Gather from the listing below each line that includes the word "Preconfigure", and copy it.

# start of Given entries

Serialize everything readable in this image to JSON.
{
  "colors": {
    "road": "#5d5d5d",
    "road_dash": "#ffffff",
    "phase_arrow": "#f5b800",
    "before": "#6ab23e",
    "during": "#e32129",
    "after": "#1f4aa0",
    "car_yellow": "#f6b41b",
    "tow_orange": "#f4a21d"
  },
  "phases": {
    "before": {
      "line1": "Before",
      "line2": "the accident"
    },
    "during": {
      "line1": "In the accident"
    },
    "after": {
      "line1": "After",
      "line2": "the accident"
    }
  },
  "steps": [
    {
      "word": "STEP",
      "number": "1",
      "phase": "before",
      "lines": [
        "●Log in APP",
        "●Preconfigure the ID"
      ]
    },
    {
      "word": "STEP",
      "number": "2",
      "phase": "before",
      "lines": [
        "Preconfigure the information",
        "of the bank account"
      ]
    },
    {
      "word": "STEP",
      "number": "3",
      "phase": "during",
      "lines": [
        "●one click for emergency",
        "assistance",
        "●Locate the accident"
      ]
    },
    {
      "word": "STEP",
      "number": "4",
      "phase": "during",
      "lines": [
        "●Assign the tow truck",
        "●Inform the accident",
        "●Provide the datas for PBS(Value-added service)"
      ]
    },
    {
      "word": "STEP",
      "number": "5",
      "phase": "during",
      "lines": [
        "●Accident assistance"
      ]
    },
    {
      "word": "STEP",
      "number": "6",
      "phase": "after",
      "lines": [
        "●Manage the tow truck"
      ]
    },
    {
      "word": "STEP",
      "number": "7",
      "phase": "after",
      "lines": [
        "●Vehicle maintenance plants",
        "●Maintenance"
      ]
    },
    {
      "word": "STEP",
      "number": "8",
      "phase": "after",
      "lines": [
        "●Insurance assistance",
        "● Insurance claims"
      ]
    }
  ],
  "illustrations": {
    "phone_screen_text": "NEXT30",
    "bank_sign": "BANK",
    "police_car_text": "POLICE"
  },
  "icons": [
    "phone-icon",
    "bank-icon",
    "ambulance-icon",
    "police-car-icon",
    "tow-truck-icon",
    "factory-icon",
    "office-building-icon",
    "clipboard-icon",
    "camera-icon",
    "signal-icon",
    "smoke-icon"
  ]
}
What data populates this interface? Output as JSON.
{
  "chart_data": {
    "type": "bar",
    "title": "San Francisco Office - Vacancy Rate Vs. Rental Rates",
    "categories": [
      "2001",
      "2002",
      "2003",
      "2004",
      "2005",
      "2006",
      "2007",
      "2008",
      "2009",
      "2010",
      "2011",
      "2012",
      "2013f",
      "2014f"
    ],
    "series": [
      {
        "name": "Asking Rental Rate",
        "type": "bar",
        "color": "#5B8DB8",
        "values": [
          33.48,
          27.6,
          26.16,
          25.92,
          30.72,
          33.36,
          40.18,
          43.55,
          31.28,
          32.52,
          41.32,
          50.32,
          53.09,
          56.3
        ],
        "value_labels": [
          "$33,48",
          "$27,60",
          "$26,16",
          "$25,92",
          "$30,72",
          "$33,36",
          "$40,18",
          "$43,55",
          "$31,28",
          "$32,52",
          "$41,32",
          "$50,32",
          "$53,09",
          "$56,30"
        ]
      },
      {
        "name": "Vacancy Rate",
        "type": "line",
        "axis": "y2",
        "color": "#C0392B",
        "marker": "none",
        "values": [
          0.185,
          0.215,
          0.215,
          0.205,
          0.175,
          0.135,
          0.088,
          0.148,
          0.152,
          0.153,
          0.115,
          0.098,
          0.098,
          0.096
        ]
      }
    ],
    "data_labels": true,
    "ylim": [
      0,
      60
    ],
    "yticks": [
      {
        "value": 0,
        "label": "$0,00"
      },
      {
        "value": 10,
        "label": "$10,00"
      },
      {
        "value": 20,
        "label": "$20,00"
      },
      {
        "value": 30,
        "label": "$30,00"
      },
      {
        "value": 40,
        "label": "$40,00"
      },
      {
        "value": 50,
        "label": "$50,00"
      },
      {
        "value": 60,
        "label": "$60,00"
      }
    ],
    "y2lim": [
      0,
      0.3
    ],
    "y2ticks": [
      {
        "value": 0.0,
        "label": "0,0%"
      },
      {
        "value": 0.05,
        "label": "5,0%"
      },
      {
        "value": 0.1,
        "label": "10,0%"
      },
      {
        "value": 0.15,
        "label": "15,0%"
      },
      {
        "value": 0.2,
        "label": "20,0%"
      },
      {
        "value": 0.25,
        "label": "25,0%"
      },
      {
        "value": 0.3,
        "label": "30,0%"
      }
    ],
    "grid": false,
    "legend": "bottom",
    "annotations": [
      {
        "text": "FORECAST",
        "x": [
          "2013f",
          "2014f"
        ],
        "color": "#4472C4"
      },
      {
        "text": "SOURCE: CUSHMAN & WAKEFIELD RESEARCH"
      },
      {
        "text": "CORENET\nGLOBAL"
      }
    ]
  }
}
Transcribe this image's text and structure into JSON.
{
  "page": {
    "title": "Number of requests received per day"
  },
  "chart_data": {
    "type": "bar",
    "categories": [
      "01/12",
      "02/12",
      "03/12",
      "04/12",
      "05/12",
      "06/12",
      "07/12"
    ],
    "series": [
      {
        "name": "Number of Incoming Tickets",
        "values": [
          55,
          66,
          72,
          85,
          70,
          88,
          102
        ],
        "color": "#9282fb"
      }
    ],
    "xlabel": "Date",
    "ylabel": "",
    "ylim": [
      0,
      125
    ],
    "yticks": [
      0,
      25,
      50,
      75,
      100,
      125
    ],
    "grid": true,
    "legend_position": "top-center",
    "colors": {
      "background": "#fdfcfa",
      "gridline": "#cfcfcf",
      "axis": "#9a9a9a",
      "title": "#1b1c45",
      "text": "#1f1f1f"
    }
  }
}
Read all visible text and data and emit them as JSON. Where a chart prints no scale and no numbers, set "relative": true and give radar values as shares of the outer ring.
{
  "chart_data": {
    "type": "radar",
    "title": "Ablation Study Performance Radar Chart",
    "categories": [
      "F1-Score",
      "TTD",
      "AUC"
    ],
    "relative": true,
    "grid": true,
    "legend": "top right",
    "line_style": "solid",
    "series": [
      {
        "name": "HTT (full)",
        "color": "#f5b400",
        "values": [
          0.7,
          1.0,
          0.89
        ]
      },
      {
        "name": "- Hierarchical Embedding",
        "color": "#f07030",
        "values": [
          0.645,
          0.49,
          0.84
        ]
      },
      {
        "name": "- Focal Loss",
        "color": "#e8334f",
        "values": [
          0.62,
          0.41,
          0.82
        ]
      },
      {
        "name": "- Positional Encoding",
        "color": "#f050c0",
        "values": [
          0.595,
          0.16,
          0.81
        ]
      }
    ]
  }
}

# end of Given entries

» Output for this exercise:
        "●Preconfigure the ID"
        "Preconfigure the information",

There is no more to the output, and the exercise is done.